Stored data entries
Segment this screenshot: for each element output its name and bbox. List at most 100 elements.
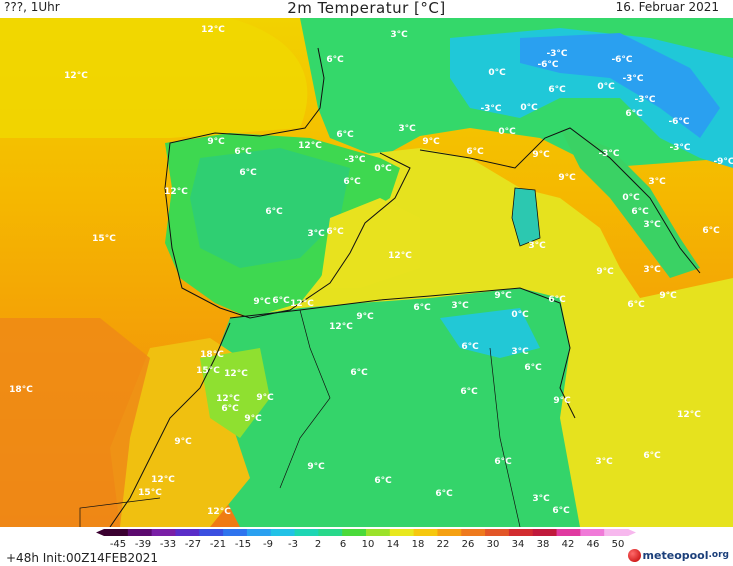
temperature-label: 6°C	[239, 168, 257, 178]
temperature-label: 18°C	[200, 350, 224, 360]
temperature-label: 9°C	[207, 137, 225, 147]
temperature-label: -6°C	[611, 55, 632, 65]
temperature-label: 15°C	[196, 366, 220, 376]
temperature-label: 12°C	[388, 251, 412, 261]
legend-color-swatch	[127, 529, 153, 536]
legend-tick-label: -39	[135, 539, 151, 549]
legend-tick-label: 50	[612, 539, 625, 549]
legend-tick-label: 6	[340, 539, 346, 549]
temperature-label: 6°C	[552, 506, 570, 516]
temperature-label: 6°C	[643, 451, 661, 461]
legend-tick-label: 38	[537, 539, 550, 549]
temperature-label: -3°C	[480, 104, 501, 114]
temperature-label: -3°C	[598, 149, 619, 159]
temperature-label: 9°C	[256, 393, 274, 403]
temperature-label: 9°C	[174, 437, 192, 447]
coastline-sardinia	[511, 187, 541, 247]
border-line	[279, 309, 331, 489]
temperature-label: 6°C	[524, 363, 542, 373]
logo-dot-icon	[627, 548, 641, 562]
temperature-label: 12°C	[290, 299, 314, 309]
logo-main: meteopool	[642, 548, 709, 562]
italy-land	[560, 128, 700, 278]
legend-low-arrow	[96, 529, 104, 536]
legend-tick-label: -9	[263, 539, 273, 549]
temperature-label: 9°C	[356, 312, 374, 322]
temperature-label: -3°C	[344, 155, 365, 165]
temperature-label: 3°C	[643, 265, 661, 275]
temperature-label: 6°C	[343, 177, 361, 187]
legend-color-swatch	[461, 529, 486, 536]
legend-color-swatch	[604, 529, 629, 536]
temperature-label: 6°C	[494, 457, 512, 467]
legend-color-swatch	[413, 529, 439, 536]
atlantic-southwest	[0, 318, 150, 527]
balearic-sea	[320, 198, 420, 288]
temperature-label: 12°C	[201, 25, 225, 35]
temperature-label: 18°C	[9, 385, 33, 395]
legend-color-swatch	[199, 529, 224, 536]
temperature-label: 0°C	[520, 103, 538, 113]
temperature-label: 6°C	[548, 295, 566, 305]
temperature-label: -9°C	[713, 157, 733, 167]
temperature-label: 6°C	[466, 147, 484, 157]
temperature-label: 3°C	[451, 301, 469, 311]
temperature-label: 0°C	[488, 68, 506, 78]
temperature-label: 6°C	[374, 476, 392, 486]
temperature-label: 0°C	[511, 310, 529, 320]
legend-color-swatch	[485, 529, 510, 536]
legend-color-swatch	[104, 529, 129, 536]
temperature-label: 12°C	[64, 71, 88, 81]
temperature-label: 3°C	[398, 124, 416, 134]
temperature-label: 6°C	[326, 55, 344, 65]
temperature-label: 15°C	[92, 234, 116, 244]
temperature-label: 0°C	[498, 127, 516, 137]
temperature-label: 15°C	[138, 488, 162, 498]
legend-color-swatch	[246, 529, 272, 536]
header-bar: ???, 1Uhr 2m Temperatur [°C] 16. Februar…	[0, 0, 733, 18]
legend-tick-label: -27	[185, 539, 201, 549]
legend-tick-label: 34	[512, 539, 525, 549]
temperature-label: 6°C	[548, 85, 566, 95]
temperature-label: 0°C	[374, 164, 392, 174]
temperature-label: 6°C	[234, 147, 252, 157]
legend-tick-label: -21	[210, 539, 226, 549]
legend-color-swatch	[294, 529, 319, 536]
legend-ticks: -45 -39 -33 -27 -21 -15 -9 -3 2 6 10 14 18 22 26 30 34 38…	[110, 539, 625, 550]
temperature-label: 0°C	[622, 193, 640, 203]
temperature-label: 6°C	[627, 300, 645, 310]
temperature-label: 6°C	[702, 226, 720, 236]
legend-color-swatch	[366, 529, 391, 536]
temperature-label: 6°C	[265, 207, 283, 217]
temperature-label: 6°C	[336, 130, 354, 140]
temperature-label: 6°C	[221, 404, 239, 414]
iberia-interior	[190, 148, 350, 268]
temperature-label: -3°C	[634, 95, 655, 105]
legend-color-swatch	[437, 529, 462, 536]
temperature-label: -3°C	[622, 74, 643, 84]
legend-color-swatch	[270, 529, 296, 536]
temperature-labels: 12°C 3°C 6°C -3°C -6°C -6°C 0°C -3°C 6°C 0°C -3°C 1…	[9, 25, 733, 517]
temperature-label: 12°C	[298, 141, 322, 151]
temperature-label: 9°C	[494, 291, 512, 301]
map-title: 2m Temperatur [°C]	[287, 0, 446, 17]
temperature-label: 9°C	[307, 462, 325, 472]
temperature-label: 3°C	[648, 177, 666, 187]
temperature-label: 6°C	[461, 342, 479, 352]
legend-tick-label: 30	[487, 539, 500, 549]
border-line	[79, 497, 161, 527]
legend-color-swatch	[318, 529, 343, 536]
temperature-label: 6°C	[350, 368, 368, 378]
sardinia-island	[512, 188, 540, 246]
temperature-label: 9°C	[244, 414, 262, 424]
temperature-label: 6°C	[460, 387, 478, 397]
legend-tick-label: 42	[562, 539, 575, 549]
run-info: +48h Init:00Z14FEB2021	[6, 551, 158, 565]
legend-tick-label: 26	[462, 539, 475, 549]
legend-tick-label: -3	[288, 539, 298, 549]
morocco-highlands	[200, 348, 270, 438]
temperature-label: -6°C	[537, 60, 558, 70]
temperature-label: 12°C	[677, 410, 701, 420]
legend-color-swatch	[532, 529, 558, 536]
coastline-north-africa	[229, 287, 576, 419]
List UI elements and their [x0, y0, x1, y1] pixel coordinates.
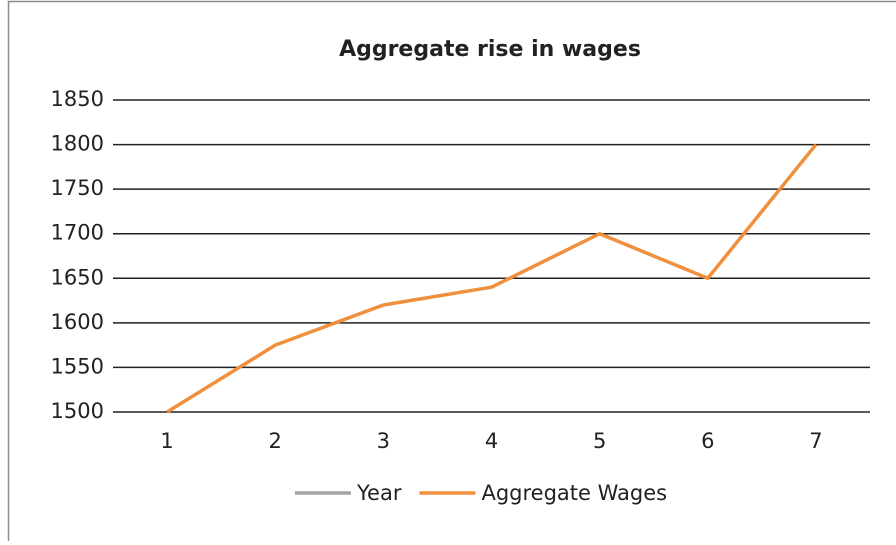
x-tick-label: 2 — [269, 429, 282, 453]
chart-title: Aggregate rise in wages — [339, 37, 641, 62]
x-tick-label: 5 — [593, 429, 606, 453]
y-tick-label: 1700 — [51, 221, 104, 245]
legend-label: Aggregate Wages — [481, 481, 667, 505]
y-tick-label: 1500 — [51, 399, 104, 423]
x-tick-label: 4 — [485, 429, 498, 453]
chart-border — [9, 2, 896, 542]
x-tick-label: 6 — [701, 429, 714, 453]
y-tick-label: 1650 — [51, 265, 104, 289]
x-tick-label: 3 — [377, 429, 390, 453]
y-tick-label: 1800 — [51, 132, 104, 156]
y-tick-label: 1550 — [51, 354, 104, 378]
legend-label: Year — [356, 481, 402, 505]
y-tick-label: 1850 — [51, 87, 104, 111]
y-tick-label: 1750 — [51, 176, 104, 200]
x-tick-label: 7 — [809, 429, 822, 453]
x-tick-label: 1 — [160, 429, 173, 453]
y-tick-label: 1600 — [51, 310, 104, 334]
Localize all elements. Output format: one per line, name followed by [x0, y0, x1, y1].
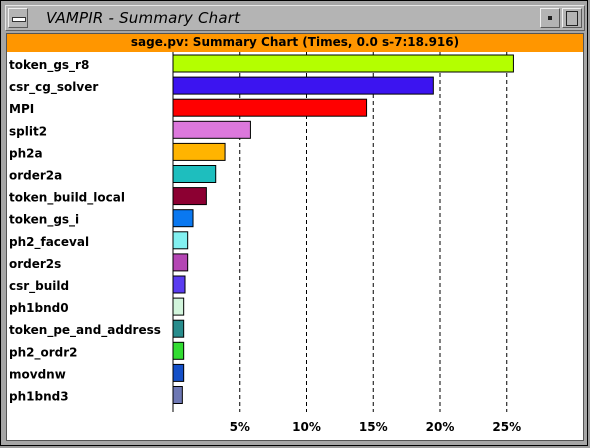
category-label: token_build_local	[9, 191, 125, 206]
category-label: ph1bnd3	[9, 390, 69, 404]
bar-ph1bnd0[interactable]	[172, 297, 185, 316]
bar-csr_cg_solver[interactable]	[172, 76, 434, 95]
bar-token_build_local[interactable]	[172, 187, 207, 206]
category-label: ph2_ordr2	[9, 345, 78, 360]
category-label: token_gs_r8	[9, 58, 89, 73]
category-label: ph2_faceval	[9, 235, 89, 250]
category-label: MPI	[9, 102, 34, 116]
x-tick-label: 25%	[492, 420, 521, 434]
summary-chart-panel: sage.pv: Summary Chart (Times, 0.0 s-7:1…	[6, 33, 584, 441]
chart-header-bar: sage.pv: Summary Chart (Times, 0.0 s-7:1…	[7, 34, 583, 52]
bar-token_gs_r8[interactable]	[172, 54, 514, 73]
minimize-icon[interactable]	[540, 8, 560, 28]
summary-bar-chart: token_gs_r8 csr_cg_solver MPI split2 ph2a ord…	[9, 52, 521, 434]
window-menu-icon[interactable]	[8, 8, 28, 28]
category-label: split2	[9, 124, 47, 138]
category-label: movdnw	[9, 367, 66, 381]
bar-ph2a[interactable]	[172, 142, 226, 161]
category-label: csr_build	[9, 279, 69, 294]
category-label: token_gs_i	[9, 213, 79, 228]
category-label: order2a	[9, 169, 62, 183]
category-label: ph2a	[9, 146, 43, 160]
x-tick-label: 5%	[230, 420, 250, 434]
bar-token_pe_and_address[interactable]	[172, 319, 185, 338]
maximize-icon[interactable]	[562, 8, 582, 28]
category-label: token_pe_and_address	[9, 323, 161, 338]
category-label: order2s	[9, 257, 61, 271]
bar-ph2_faceval[interactable]	[172, 231, 189, 250]
category-label: csr_cg_solver	[9, 80, 98, 95]
x-tick-label: 20%	[426, 420, 455, 434]
bar-order2s[interactable]	[172, 253, 189, 272]
bar-ph1bnd3[interactable]	[172, 386, 183, 404]
x-tick-label: 10%	[292, 420, 321, 434]
bar-movdnw[interactable]	[172, 363, 185, 382]
bar-ph2_ordr2[interactable]	[172, 341, 185, 360]
bar-split2[interactable]	[172, 120, 251, 139]
x-tick-label: 15%	[359, 420, 388, 434]
chart-header: sage.pv: Summary Chart (Times, 0.0 s-7:1…	[130, 35, 460, 49]
title-bar[interactable]: VAMPIR - Summary Chart	[5, 5, 585, 31]
bar-csr_build[interactable]	[172, 275, 186, 294]
bar-order2a[interactable]	[172, 165, 217, 183]
bar-token_gs_i[interactable]	[172, 209, 194, 228]
bar-MPI[interactable]	[172, 98, 368, 117]
category-label: ph1bnd0	[9, 301, 69, 315]
window-title: VAMPIR - Summary Chart	[46, 9, 241, 27]
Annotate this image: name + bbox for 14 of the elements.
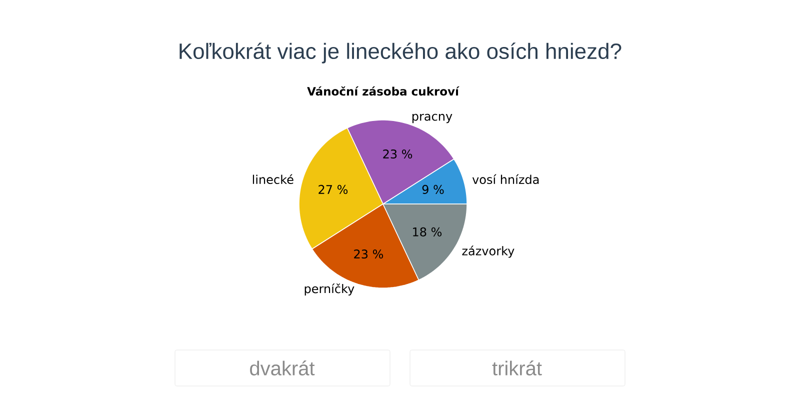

GIVEN EXERCISE: Can you arrange the listing lines, starting with the line with "191, 125, 206]" and going on through the line with "187, 207, 206]", as a Markdown table with a row number in column n and each line in column Line, leaving out blank lines?

REPLY TO THE TASK:
| n | Line |
|---|---|
| 1 | category-label: token_build_local	[9, 191, 125, 206] |
| 2 | category-label: ph1bnd3	[9, 390, 69, 404] |
| 3 | bar-ph1bnd0[interactable]	[172, 297, 185, 316] |
| 4 | bar-csr_cg_solver[interactable]	[172, 76, 434, 95] |
| 5 | bar-token_build_local[interactable]	[172, 187, 207, 206] |